AIM = Show every line that has the string "emission" in it.

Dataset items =
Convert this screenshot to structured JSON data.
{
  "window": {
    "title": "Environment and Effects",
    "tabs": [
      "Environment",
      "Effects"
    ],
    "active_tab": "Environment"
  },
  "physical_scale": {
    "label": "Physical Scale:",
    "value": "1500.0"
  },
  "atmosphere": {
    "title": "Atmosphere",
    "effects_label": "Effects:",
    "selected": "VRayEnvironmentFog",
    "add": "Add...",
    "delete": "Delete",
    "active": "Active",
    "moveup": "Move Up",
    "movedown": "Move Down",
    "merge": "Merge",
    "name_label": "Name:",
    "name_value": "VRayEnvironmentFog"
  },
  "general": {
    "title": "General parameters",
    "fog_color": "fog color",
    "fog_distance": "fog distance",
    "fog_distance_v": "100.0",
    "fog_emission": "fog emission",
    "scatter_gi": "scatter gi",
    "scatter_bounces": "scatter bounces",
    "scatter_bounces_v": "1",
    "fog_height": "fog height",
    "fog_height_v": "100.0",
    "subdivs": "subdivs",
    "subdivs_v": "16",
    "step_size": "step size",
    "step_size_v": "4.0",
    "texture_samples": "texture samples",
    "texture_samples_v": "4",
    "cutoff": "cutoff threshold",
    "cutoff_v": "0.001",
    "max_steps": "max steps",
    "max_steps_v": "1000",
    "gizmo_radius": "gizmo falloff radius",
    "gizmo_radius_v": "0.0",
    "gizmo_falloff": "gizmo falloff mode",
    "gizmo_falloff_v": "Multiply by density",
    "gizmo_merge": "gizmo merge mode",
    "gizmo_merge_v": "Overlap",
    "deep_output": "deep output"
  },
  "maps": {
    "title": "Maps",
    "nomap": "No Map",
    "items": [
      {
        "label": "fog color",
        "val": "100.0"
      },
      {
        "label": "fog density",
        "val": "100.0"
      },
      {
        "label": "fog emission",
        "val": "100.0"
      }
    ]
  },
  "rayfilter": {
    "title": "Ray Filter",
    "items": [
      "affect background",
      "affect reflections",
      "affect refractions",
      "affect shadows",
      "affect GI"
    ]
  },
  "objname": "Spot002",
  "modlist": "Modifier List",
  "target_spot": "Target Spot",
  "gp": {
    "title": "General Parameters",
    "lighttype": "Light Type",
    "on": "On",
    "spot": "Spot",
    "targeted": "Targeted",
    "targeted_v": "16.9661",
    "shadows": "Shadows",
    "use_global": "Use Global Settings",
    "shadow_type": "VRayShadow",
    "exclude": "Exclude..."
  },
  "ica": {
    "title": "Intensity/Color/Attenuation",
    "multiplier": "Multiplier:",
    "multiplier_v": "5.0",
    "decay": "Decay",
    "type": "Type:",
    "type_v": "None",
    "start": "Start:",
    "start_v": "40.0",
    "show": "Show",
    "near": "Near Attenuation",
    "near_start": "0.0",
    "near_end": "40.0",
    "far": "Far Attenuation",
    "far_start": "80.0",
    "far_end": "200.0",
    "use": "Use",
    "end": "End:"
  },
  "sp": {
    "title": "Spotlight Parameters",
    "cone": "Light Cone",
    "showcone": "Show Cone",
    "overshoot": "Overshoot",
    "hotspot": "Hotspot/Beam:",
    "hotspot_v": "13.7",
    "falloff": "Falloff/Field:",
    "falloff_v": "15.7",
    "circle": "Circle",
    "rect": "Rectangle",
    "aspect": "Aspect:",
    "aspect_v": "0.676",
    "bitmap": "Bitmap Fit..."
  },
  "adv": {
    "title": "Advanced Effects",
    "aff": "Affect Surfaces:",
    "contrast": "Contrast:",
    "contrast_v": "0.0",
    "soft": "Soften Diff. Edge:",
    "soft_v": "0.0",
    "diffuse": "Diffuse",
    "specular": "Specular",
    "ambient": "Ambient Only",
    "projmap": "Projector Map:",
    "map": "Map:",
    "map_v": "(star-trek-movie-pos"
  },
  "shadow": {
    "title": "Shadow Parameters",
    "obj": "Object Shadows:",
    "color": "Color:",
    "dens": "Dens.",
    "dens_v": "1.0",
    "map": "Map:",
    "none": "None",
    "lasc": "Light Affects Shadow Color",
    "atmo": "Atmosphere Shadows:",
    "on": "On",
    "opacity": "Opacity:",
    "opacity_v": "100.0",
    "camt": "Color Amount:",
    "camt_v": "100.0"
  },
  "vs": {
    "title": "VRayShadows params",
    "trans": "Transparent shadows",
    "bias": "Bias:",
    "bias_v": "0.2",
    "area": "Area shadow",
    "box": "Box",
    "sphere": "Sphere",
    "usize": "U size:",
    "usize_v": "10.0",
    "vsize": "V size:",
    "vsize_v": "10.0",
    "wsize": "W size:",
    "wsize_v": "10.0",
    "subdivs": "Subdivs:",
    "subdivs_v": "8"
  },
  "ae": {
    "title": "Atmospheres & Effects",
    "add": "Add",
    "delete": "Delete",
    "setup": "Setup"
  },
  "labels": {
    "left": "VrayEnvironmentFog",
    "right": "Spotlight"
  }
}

FINISHED ANSWER =
    "fog_emission": "fog emission",
        "label": "fog emission",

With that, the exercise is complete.